(Extracted data entries)
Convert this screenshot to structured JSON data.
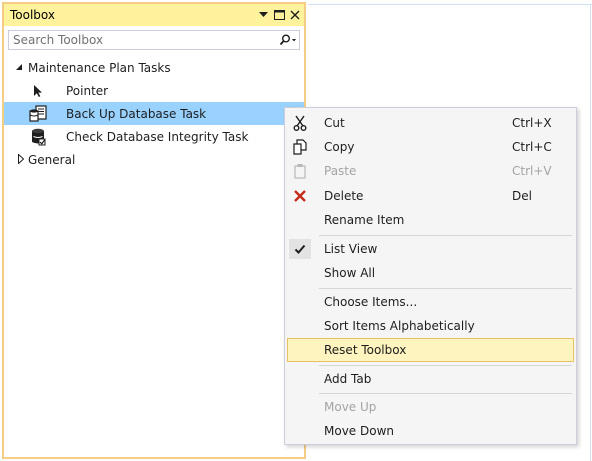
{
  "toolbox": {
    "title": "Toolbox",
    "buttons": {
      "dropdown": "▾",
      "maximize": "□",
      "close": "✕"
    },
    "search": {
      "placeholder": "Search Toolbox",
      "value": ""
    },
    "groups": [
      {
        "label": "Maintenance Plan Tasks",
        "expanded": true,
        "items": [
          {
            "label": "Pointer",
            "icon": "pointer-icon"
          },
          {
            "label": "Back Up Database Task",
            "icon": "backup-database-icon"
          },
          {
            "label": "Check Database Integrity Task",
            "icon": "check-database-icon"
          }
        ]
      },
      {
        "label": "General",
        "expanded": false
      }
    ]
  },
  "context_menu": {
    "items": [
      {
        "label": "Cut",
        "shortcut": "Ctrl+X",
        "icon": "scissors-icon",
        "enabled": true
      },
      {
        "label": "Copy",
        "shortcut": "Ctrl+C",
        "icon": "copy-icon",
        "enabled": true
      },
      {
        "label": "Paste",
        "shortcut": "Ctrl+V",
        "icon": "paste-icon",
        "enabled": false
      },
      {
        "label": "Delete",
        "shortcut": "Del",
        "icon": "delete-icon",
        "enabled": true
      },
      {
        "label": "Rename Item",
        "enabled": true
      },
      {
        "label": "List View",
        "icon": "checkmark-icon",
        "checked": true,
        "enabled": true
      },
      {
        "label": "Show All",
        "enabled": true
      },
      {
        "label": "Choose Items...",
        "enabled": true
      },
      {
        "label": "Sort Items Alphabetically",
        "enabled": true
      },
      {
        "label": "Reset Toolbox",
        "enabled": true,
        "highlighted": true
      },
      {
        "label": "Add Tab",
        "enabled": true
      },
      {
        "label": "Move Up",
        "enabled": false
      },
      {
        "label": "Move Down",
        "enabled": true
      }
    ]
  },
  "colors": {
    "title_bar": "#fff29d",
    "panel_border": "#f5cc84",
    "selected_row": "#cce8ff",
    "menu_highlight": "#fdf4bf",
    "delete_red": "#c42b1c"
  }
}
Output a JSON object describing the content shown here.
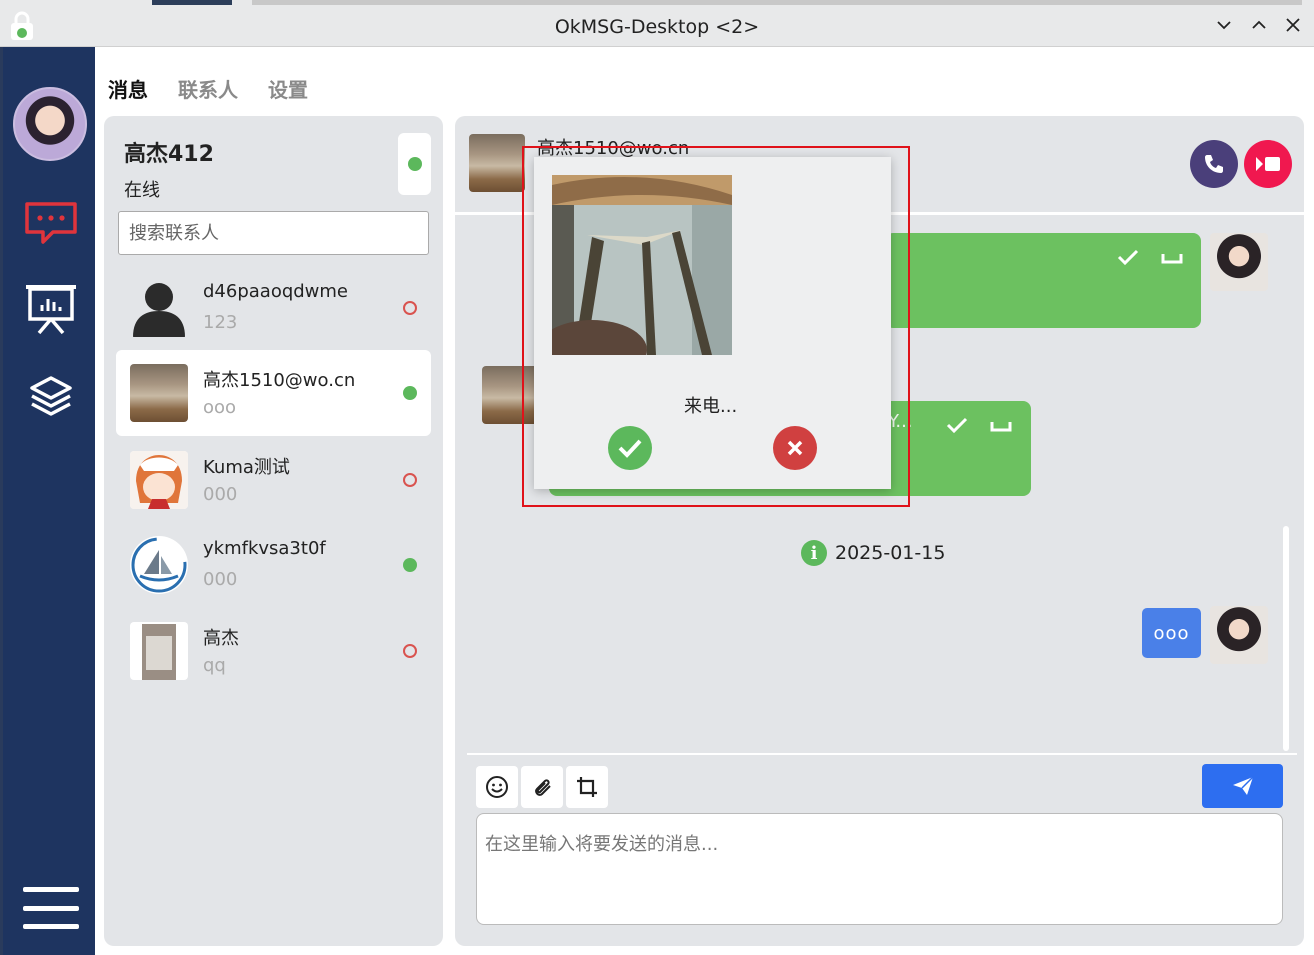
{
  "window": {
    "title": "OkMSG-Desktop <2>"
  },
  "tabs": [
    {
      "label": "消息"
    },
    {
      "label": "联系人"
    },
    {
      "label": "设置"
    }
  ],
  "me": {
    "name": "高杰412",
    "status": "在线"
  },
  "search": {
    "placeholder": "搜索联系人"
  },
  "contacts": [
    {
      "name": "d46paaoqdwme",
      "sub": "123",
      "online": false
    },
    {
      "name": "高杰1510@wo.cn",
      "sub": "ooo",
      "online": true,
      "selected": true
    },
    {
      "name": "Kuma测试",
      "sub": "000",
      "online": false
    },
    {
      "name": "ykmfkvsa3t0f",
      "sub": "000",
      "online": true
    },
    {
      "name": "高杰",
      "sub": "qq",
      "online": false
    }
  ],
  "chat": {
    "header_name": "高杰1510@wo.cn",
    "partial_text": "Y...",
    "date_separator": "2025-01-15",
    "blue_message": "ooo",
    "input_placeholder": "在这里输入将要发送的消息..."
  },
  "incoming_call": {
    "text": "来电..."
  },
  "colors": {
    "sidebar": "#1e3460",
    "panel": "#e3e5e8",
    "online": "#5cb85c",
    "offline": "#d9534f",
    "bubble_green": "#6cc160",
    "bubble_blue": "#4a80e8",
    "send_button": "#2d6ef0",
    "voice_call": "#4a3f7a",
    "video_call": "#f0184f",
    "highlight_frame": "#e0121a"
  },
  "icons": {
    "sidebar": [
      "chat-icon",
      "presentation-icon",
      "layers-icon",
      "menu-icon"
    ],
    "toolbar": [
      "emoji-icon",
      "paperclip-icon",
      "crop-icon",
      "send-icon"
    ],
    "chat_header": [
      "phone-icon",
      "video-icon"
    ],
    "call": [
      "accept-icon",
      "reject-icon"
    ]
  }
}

EXERCISE DESCRIPTION — All entries must be written out again exactly as given, with no pictures in the copy.

RESULT —
Convert this screenshot to structured JSON data.
{
  "toolbox": {
    "title": "Toolbox",
    "buttons": {
      "dropdown": "▾",
      "maximize": "□",
      "close": "✕"
    },
    "search": {
      "placeholder": "Search Toolbox",
      "value": ""
    },
    "groups": [
      {
        "label": "Maintenance Plan Tasks",
        "expanded": true,
        "items": [
          {
            "label": "Pointer",
            "icon": "pointer-icon"
          },
          {
            "label": "Back Up Database Task",
            "icon": "backup-database-icon"
          },
          {
            "label": "Check Database Integrity Task",
            "icon": "check-database-icon"
          }
        ]
      },
      {
        "label": "General",
        "expanded": false
      }
    ]
  },
  "context_menu": {
    "items": [
      {
        "label": "Cut",
        "shortcut": "Ctrl+X",
        "icon": "scissors-icon",
        "enabled": true
      },
      {
        "label": "Copy",
        "shortcut": "Ctrl+C",
        "icon": "copy-icon",
        "enabled": true
      },
      {
        "label": "Paste",
        "shortcut": "Ctrl+V",
        "icon": "paste-icon",
        "enabled": false
      },
      {
        "label": "Delete",
        "shortcut": "Del",
        "icon": "delete-icon",
        "enabled": true
      },
      {
        "label": "Rename Item",
        "enabled": true
      },
      {
        "label": "List View",
        "icon": "checkmark-icon",
        "checked": true,
        "enabled": true
      },
      {
        "label": "Show All",
        "enabled": true
      },
      {
        "label": "Choose Items...",
        "enabled": true
      },
      {
        "label": "Sort Items Alphabetically",
        "enabled": true
      },
      {
        "label": "Reset Toolbox",
        "enabled": true,
        "highlighted": true
      },
      {
        "label": "Add Tab",
        "enabled": true
      },
      {
        "label": "Move Up",
        "enabled": false
      },
      {
        "label": "Move Down",
        "enabled": true
      }
    ]
  },
  "colors": {
    "title_bar": "#fff29d",
    "panel_border": "#f5cc84",
    "selected_row": "#cce8ff",
    "menu_highlight": "#fdf4bf",
    "delete_red": "#c42b1c"
  }
}
Output a JSON object describing the content shown here.
{
  "window": {
    "title": "OkMSG-Desktop <2>"
  },
  "tabs": [
    {
      "label": "消息"
    },
    {
      "label": "联系人"
    },
    {
      "label": "设置"
    }
  ],
  "me": {
    "name": "高杰412",
    "status": "在线"
  },
  "search": {
    "placeholder": "搜索联系人"
  },
  "contacts": [
    {
      "name": "d46paaoqdwme",
      "sub": "123",
      "online": false
    },
    {
      "name": "高杰1510@wo.cn",
      "sub": "ooo",
      "online": true,
      "selected": true
    },
    {
      "name": "Kuma测试",
      "sub": "000",
      "online": false
    },
    {
      "name": "ykmfkvsa3t0f",
      "sub": "000",
      "online": true
    },
    {
      "name": "高杰",
      "sub": "qq",
      "online": false
    }
  ],
  "chat": {
    "header_name": "高杰1510@wo.cn",
    "partial_text": "Y...",
    "date_separator": "2025-01-15",
    "blue_message": "ooo",
    "input_placeholder": "在这里输入将要发送的消息..."
  },
  "incoming_call": {
    "text": "来电..."
  },
  "colors": {
    "sidebar": "#1e3460",
    "panel": "#e3e5e8",
    "online": "#5cb85c",
    "offline": "#d9534f",
    "bubble_green": "#6cc160",
    "bubble_blue": "#4a80e8",
    "send_button": "#2d6ef0",
    "voice_call": "#4a3f7a",
    "video_call": "#f0184f",
    "highlight_frame": "#e0121a"
  },
  "icons": {
    "sidebar": [
      "chat-icon",
      "presentation-icon",
      "layers-icon",
      "menu-icon"
    ],
    "toolbar": [
      "emoji-icon",
      "paperclip-icon",
      "crop-icon",
      "send-icon"
    ],
    "chat_header": [
      "phone-icon",
      "video-icon"
    ],
    "call": [
      "accept-icon",
      "reject-icon"
    ]
  }
}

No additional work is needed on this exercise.